═══ Page extract ═══
6548238.bin?size=620x400s

Anthony Bourdain flanked by Martin Picard (left) and Normand Laprise at the latter's Brasserie T! The evening was part of the Montreal episode of The Layover, which airs Wednesday, May 2, 2012 on the Canadian specialty channel Travel+Escape.

Photograph by: Handout , Courtesy of Travel+Escape

 

MONTREAL - Not that his fans – or detractors – would expect otherwise, but a daylong layover in Montreal for Anthony Bourdain doesn’t entail a sedentary bus tour of the city, a quaint dinner with stuffy eggheads at some prissy resto past its prime, followed by a smart continental breakfast at a swishy hotel before heading back to the Big Apple.

 

Hell, the celebrated maverick chef/author/TV-star/boulevardier chowed down on a medium-fat smoked meat sandwich at Schwartz’s for a late breakfast the day he left town. And some 24 hours earlier, he did some major carbo-and-lox loading at Beauty’s. And let’s just say that he didn’t starve himself in between those meals. Nor was he ever parched.

 

Though shot last summer and already a YouTube hit, Bourdain’s The Layover makes its Montreal pit stop, Wednesday at 10 p.m. on the Travel+Escape channel. The 10-part TV series, which debuted on the Canadian specialty channel three weeks ago, covers hot spots from Amsterdam to Singapore to Bourdain’s New York. Unlike Bourdain’s hit show No Reservations, the focus of The Layover is cultural as well as culinary.

 

In what will no doubt enhance civic pride for many, Montreal is the sole Canadian city selected for the series. For good reason. As Bourdain so succinctly puts it at the beginning of the show: “Montreal is where the cool kids hang … Without Montreal, Canada would be nothing.”

 

Clearly, the reference is more food than finance related.

 

Bourdain doesn’t do cursory layovers. He soaks up the city. Quite literally in the case of Montreal.
═══
Answer these questions from the article about Anthony Bourdain in Montreal:
(a) Where did Bourdain eat a medium-fat smoked meat sandwich on the day he left town?
(b) How many parts does The Layover series have?
(c) What is the only Canadian city chosen for the series?
Answer using only the article about Anthony Bourdain in Montreal.
═══ Excerpted records ═══
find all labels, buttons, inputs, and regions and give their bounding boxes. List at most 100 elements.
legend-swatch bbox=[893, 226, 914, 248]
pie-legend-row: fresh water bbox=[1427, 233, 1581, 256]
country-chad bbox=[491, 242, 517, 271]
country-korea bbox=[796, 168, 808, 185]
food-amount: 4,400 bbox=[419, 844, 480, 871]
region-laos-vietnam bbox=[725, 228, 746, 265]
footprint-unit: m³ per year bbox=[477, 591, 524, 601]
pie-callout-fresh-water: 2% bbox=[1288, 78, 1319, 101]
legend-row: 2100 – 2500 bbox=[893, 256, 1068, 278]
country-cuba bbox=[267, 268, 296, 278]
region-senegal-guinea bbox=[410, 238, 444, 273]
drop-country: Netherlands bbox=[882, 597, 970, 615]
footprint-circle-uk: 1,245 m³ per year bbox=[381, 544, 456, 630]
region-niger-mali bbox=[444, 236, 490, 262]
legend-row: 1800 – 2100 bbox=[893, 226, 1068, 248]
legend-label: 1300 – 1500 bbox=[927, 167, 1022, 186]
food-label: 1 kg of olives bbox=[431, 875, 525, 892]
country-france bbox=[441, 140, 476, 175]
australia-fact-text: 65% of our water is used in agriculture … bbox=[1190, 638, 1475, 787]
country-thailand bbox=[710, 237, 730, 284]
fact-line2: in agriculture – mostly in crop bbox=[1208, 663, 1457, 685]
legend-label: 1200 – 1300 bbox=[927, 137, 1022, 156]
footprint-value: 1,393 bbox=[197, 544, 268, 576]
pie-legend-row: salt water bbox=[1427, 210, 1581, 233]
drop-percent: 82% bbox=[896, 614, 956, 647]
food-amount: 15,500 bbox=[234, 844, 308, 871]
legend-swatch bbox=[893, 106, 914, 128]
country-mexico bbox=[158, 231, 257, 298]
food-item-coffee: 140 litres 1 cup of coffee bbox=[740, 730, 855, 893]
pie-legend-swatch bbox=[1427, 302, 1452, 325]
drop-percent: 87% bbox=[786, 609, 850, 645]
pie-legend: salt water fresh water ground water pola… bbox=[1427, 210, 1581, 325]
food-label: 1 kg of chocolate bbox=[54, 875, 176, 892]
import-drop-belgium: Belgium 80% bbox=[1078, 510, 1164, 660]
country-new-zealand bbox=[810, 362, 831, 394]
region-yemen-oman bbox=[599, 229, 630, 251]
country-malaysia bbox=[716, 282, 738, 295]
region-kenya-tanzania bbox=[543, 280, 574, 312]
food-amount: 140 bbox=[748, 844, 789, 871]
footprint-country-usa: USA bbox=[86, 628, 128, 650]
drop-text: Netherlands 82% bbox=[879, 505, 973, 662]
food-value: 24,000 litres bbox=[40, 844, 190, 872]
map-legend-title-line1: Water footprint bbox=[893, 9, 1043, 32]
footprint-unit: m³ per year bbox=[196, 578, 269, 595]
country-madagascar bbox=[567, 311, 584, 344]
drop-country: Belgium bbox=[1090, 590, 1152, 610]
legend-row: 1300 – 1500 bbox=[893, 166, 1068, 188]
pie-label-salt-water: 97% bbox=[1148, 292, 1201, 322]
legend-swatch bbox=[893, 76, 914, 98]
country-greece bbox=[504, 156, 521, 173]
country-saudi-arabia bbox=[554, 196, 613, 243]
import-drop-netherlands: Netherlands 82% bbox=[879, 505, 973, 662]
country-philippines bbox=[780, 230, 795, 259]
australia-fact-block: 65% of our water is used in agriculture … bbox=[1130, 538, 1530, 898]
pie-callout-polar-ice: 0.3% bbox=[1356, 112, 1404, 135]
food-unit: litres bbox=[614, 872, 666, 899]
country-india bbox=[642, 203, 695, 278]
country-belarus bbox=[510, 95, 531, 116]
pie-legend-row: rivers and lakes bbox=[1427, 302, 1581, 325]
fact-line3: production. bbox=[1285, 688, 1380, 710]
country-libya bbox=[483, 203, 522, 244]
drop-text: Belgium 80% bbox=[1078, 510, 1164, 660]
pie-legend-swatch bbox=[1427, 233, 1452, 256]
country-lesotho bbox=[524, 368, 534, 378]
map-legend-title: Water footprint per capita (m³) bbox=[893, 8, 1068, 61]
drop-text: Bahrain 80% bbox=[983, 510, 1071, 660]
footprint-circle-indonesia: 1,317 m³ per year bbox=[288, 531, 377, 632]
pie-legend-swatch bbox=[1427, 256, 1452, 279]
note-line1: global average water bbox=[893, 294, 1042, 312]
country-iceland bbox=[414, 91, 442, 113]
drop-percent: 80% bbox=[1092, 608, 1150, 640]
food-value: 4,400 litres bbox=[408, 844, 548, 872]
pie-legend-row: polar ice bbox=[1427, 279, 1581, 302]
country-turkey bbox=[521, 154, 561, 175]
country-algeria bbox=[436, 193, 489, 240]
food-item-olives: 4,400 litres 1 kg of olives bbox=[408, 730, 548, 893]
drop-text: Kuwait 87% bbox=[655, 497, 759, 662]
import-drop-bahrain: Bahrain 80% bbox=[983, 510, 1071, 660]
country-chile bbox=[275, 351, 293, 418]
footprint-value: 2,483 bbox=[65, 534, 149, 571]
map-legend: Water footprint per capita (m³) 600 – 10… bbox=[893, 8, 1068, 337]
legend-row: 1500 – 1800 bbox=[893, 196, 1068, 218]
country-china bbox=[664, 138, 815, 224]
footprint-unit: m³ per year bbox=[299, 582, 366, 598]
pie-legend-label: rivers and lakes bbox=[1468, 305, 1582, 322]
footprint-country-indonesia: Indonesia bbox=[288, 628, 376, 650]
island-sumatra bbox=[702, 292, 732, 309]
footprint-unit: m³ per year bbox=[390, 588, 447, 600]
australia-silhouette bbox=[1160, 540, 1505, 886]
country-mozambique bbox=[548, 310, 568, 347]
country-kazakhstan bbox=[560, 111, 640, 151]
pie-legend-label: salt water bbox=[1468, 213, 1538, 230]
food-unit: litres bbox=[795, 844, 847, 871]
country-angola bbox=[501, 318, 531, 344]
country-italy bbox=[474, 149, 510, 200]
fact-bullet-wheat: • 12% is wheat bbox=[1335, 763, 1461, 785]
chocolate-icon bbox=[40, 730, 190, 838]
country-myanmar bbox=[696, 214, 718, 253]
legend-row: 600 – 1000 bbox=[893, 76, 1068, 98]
═══
> [Output for this exercise]:
(a) Schwartz's
(b) 10
(c) Montreal